■ **STATED PROBLEM**: Transcribe all the entries word for word, omitting any pictures they contain.
---+---
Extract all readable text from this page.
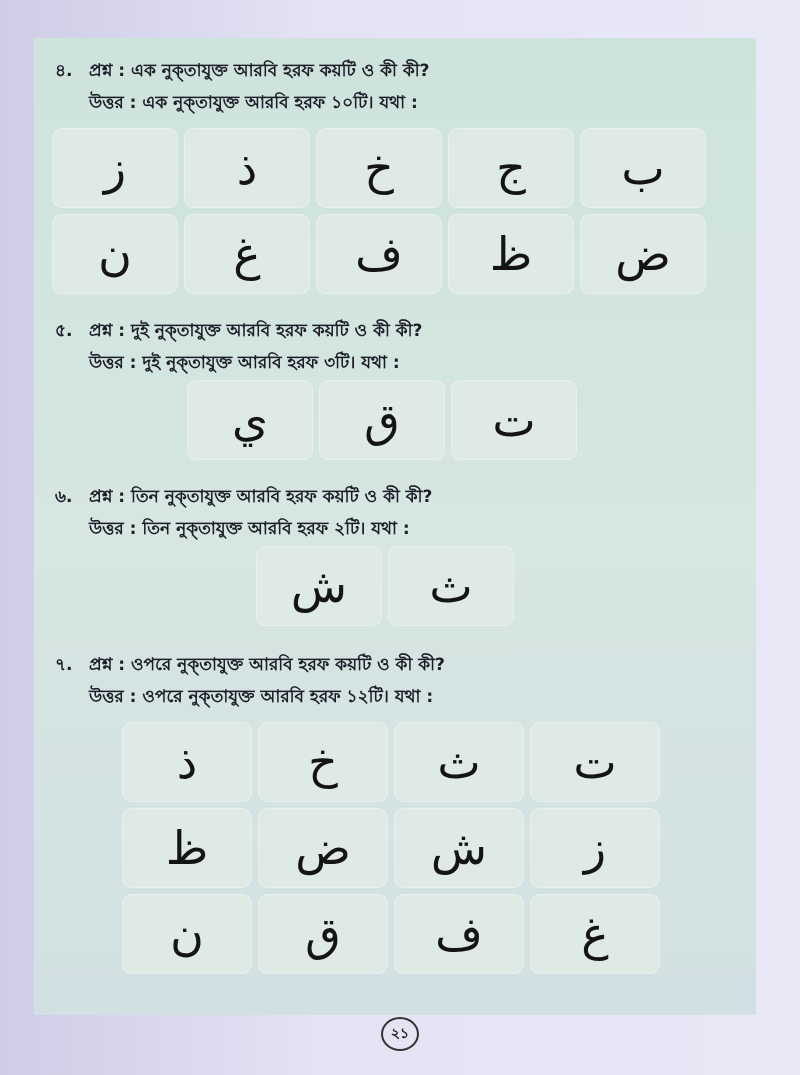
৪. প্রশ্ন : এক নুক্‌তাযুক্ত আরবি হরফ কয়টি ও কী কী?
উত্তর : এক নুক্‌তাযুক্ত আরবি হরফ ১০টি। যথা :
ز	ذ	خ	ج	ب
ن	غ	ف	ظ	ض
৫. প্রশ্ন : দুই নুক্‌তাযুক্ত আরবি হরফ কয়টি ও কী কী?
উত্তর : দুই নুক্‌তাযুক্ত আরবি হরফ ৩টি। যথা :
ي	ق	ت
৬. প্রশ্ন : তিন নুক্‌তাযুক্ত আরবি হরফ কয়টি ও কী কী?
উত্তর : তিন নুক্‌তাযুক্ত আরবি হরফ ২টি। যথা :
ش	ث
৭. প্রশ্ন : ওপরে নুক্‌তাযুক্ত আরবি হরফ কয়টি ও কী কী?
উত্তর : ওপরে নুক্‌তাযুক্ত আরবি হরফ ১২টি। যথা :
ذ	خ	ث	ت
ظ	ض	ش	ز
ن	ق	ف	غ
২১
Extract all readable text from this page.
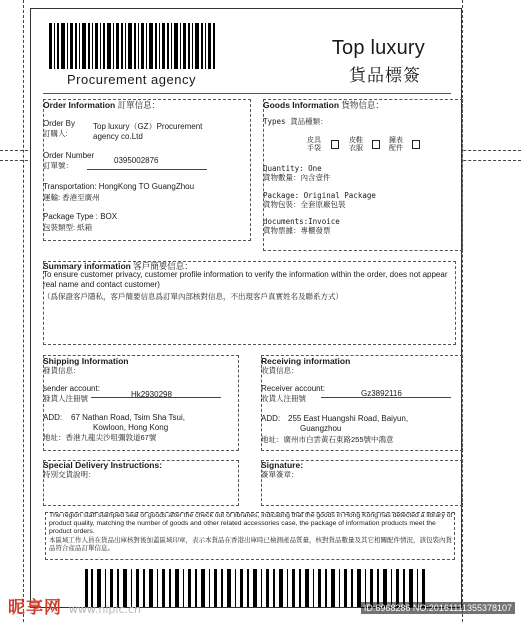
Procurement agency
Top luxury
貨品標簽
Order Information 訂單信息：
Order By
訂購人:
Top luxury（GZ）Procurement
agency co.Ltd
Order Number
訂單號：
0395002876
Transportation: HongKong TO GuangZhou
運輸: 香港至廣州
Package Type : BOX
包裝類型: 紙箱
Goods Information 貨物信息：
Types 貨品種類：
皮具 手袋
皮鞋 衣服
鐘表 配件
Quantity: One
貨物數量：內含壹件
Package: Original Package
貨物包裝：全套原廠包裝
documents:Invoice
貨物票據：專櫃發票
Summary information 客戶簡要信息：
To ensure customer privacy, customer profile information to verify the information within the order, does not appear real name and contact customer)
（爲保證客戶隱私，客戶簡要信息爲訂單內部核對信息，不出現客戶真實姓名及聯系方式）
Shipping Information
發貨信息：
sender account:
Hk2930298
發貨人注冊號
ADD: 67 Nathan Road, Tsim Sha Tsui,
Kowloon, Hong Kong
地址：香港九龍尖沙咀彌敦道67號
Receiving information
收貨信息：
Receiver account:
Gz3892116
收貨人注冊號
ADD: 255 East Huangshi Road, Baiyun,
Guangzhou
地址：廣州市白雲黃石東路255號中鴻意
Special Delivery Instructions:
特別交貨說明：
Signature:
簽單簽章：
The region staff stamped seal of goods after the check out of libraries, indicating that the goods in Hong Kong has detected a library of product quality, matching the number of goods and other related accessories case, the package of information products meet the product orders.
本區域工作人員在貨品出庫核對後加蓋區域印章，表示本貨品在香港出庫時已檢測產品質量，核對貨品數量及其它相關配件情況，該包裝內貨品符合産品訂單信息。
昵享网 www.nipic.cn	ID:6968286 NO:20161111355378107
---+---
■ **WRITTEN SOLUTION**:
Extract all readable text from this page.
৪. প্রশ্ন : এক নুক্‌তাযুক্ত আরবি হরফ কয়টি ও কী কী?
উত্তর : এক নুক্‌তাযুক্ত আরবি হরফ ১০টি। যথা :
ز	ذ	خ	ج	ب
ن	غ	ف	ظ	ض
৫. প্রশ্ন : দুই নুক্‌তাযুক্ত আরবি হরফ কয়টি ও কী কী?
উত্তর : দুই নুক্‌তাযুক্ত আরবি হরফ ৩টি। যথা :
ي	ق	ت
৬. প্রশ্ন : তিন নুক্‌তাযুক্ত আরবি হরফ কয়টি ও কী কী?
উত্তর : তিন নুক্‌তাযুক্ত আরবি হরফ ২টি। যথা :
ش	ث
৭. প্রশ্ন : ওপরে নুক্‌তাযুক্ত আরবি হরফ কয়টি ও কী কী?
উত্তর : ওপরে নুক্‌তাযুক্ত আরবি হরফ ১২টি। যথা :
ذ	خ	ث	ت
ظ	ض	ش	ز
ن	ق	ف	غ
২১
Extract all readable text from this page.
Procurement agency
Top luxury
貨品標簽
Order Information 訂單信息：
Order By
訂購人:
Top luxury（GZ）Procurement
agency co.Ltd
Order Number
訂單號：
0395002876
Transportation: HongKong TO GuangZhou
運輸: 香港至廣州
Package Type : BOX
包裝類型: 紙箱
Goods Information 貨物信息：
Types 貨品種類：
皮具 手袋
皮鞋 衣服
鐘表 配件
Quantity: One
貨物數量：內含壹件
Package: Original Package
貨物包裝：全套原廠包裝
documents:Invoice
貨物票據：專櫃發票
Summary information 客戶簡要信息：
To ensure customer privacy, customer profile information to verify the information within the order, does not appear real name and contact customer)
（爲保證客戶隱私，客戶簡要信息爲訂單內部核對信息，不出現客戶真實姓名及聯系方式）
Shipping Information
發貨信息：
sender account:
Hk2930298
發貨人注冊號
ADD: 67 Nathan Road, Tsim Sha Tsui,
Kowloon, Hong Kong
地址：香港九龍尖沙咀彌敦道67號
Receiving information
收貨信息：
Receiver account:
Gz3892116
收貨人注冊號
ADD: 255 East Huangshi Road, Baiyun,
Guangzhou
地址：廣州市白雲黃石東路255號中鴻意
Special Delivery Instructions:
特別交貨說明：
Signature:
簽單簽章：
The region staff stamped seal of goods after the check out of libraries, indicating that the goods in Hong Kong has detected a library of product quality, matching the number of goods and other related accessories case, the package of information products meet the product orders.
本區域工作人員在貨品出庫核對後加蓋區域印章，表示本貨品在香港出庫時已檢測產品質量，核對貨品數量及其它相關配件情況，該包裝內貨品符合産品訂單信息。
昵享网 www.nipic.cn	ID:6968286 NO:20161111355378107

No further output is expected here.